Bilamana pengusaha memaksa menaikkan jabatan pekerjanya, dalam arti tanpa persetujuan pekerja, maka menurut hemat kami, kemungkinannya hal tersebut dapat diartikan pengusaha telah memerintahkan karyawan untuk melaksanakan pekerjaan di luar yang diperjanjikan, sementara karyawan hanya bersedia bekerja sesuai dengan isi perjanjian kerja sebelumnya. Konsekuensinya bila pekerja menolak, bisa menjadi perselisihan hak bilamana karyawan tetap bertahan pada pendiriannya bekerja di jabatan yang lama.
Penjelasan lebih lanjut dapat Anda simak dalam ulasan di bawah ini.

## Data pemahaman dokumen
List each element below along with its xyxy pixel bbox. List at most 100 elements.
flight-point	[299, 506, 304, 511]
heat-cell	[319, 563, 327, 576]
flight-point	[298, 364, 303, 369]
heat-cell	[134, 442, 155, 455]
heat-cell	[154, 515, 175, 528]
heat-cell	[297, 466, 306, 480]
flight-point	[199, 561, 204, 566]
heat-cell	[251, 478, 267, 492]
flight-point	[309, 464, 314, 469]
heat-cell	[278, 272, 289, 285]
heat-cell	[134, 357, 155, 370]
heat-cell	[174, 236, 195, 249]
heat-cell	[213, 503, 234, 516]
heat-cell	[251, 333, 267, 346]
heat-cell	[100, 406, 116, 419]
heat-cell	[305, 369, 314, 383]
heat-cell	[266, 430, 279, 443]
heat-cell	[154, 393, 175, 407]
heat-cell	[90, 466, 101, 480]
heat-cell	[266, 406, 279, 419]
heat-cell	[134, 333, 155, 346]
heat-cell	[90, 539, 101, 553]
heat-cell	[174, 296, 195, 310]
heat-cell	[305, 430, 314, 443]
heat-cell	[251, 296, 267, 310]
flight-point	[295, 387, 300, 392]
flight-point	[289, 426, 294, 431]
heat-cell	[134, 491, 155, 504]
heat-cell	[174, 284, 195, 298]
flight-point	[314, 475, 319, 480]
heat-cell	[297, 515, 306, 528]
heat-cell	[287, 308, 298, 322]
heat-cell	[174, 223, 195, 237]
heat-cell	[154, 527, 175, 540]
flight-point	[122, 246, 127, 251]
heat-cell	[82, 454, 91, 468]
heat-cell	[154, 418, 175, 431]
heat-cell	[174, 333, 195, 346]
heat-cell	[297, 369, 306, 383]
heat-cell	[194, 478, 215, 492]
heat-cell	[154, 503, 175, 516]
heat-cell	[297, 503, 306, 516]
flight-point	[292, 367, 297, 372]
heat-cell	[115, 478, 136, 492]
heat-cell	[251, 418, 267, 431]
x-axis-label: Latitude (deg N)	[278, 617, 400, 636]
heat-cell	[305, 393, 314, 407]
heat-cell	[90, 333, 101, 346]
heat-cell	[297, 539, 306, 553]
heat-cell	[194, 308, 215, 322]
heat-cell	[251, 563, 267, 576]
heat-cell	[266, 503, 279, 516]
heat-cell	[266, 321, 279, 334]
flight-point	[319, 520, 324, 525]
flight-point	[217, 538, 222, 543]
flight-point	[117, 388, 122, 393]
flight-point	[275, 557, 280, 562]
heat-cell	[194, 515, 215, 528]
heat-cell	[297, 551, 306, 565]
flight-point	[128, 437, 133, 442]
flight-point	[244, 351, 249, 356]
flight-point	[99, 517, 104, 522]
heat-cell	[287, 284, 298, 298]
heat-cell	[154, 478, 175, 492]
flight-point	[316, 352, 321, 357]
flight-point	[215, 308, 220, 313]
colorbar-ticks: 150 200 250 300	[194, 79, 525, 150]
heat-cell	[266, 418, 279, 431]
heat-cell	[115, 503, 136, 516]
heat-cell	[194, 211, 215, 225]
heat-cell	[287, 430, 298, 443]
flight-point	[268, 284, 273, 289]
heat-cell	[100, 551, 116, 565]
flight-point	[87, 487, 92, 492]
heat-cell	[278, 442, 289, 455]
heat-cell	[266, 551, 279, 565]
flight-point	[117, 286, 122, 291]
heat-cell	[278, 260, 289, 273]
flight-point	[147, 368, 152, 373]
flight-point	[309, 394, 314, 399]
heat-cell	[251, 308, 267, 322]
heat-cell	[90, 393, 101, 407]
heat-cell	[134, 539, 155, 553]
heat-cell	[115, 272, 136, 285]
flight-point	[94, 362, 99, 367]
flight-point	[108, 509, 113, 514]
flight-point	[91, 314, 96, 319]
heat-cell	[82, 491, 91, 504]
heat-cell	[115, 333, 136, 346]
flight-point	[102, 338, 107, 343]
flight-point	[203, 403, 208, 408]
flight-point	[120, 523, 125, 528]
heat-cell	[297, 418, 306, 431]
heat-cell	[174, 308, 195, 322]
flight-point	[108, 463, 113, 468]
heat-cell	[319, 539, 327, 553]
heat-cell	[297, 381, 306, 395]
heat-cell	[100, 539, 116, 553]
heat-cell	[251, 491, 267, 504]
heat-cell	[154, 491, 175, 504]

## Telaah Materi
1. Menurut teks tentang kenaikan jabatan paksa, apa akibatnya jika pekerja menolak dan tetap bertahan bekerja di jabatan yang lama?
2. Tuliskan ulang bagian teks tentang kenaikan jabatan paksa mulai dari "Bilamana pengusaha memaksa" sampai "di bawah ini.".

## Pembahasan Tugas
1. Hal itu bisa menjadi perselisihan hak.

2.
Bilamana pengusaha memaksa menaikkan jabatan pekerjanya, dalam arti tanpa persetujuan pekerja, maka menurut hemat kami, kemungkinannya hal tersebut dapat diartikan pengusaha telah memerintahkan karyawan untuk melaksanakan pekerjaan di luar yang diperjanjikan, sementara karyawan hanya bersedia bekerja sesuai dengan isi perjanjian kerja sebelumnya. Konsekuensinya bila pekerja menolak, bisa menjadi perselisihan hak bilamana karyawan tetap bertahan pada pendiriannya bekerja di jabatan yang lama.
Penjelasan lebih lanjut dapat Anda simak dalam ulasan di bawah ini.